* **Written task**:
Each record below should be repeated precisely as written.

* **Records for processing**:
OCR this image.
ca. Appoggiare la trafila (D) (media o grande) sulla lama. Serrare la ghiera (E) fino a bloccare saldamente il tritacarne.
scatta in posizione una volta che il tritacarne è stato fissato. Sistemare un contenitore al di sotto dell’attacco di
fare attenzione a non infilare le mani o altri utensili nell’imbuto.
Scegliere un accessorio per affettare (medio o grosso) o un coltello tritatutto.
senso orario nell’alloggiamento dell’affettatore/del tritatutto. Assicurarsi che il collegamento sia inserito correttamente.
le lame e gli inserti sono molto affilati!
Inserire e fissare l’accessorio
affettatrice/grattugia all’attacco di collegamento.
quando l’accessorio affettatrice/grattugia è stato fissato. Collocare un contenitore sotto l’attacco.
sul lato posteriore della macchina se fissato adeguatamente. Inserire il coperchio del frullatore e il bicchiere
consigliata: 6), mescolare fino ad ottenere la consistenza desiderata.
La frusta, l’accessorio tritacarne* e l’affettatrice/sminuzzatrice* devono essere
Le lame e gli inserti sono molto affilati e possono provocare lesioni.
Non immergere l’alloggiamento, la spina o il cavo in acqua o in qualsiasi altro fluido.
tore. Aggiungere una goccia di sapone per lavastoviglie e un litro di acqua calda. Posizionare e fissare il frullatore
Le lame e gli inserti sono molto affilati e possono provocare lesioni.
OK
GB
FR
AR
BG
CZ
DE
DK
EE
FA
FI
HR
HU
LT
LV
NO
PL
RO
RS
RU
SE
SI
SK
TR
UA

* **Solution to this problem**:
OCR this image.
ca. Appoggiare la trafila (D) (media o grande) sulla lama. Serrare la ghiera (E) fino a bloccare saldamente il tritacarne.
scatta in posizione una volta che il tritacarne è stato fissato. Sistemare un contenitore al di sotto dell’attacco di
fare attenzione a non infilare le mani o altri utensili nell’imbuto.
Scegliere un accessorio per affettare (medio o grosso) o un coltello tritatutto.
senso orario nell’alloggiamento dell’affettatore/del tritatutto. Assicurarsi che il collegamento sia inserito correttamente.
le lame e gli inserti sono molto affilati!
Inserire e fissare l’accessorio
affettatrice/grattugia all’attacco di collegamento.
quando l’accessorio affettatrice/grattugia è stato fissato. Collocare un contenitore sotto l’attacco.
sul lato posteriore della macchina se fissato adeguatamente. Inserire il coperchio del frullatore e il bicchiere
consigliata: 6), mescolare fino ad ottenere la consistenza desiderata.
La frusta, l’accessorio tritacarne* e l’affettatrice/sminuzzatrice* devono essere
Le lame e gli inserti sono molto affilati e possono provocare lesioni.
Non immergere l’alloggiamento, la spina o il cavo in acqua o in qualsiasi altro fluido.
tore. Aggiungere una goccia di sapone per lavastoviglie e un litro di acqua calda. Posizionare e fissare il frullatore
Le lame e gli inserti sono molto affilati e possono provocare lesioni.
OK
GB
FR
AR
BG
CZ
DE
DK
EE
FA
FI
HR
HU
LT
LV
NO
PL
RO
RS
RU
SE
SI
SK
TR
UA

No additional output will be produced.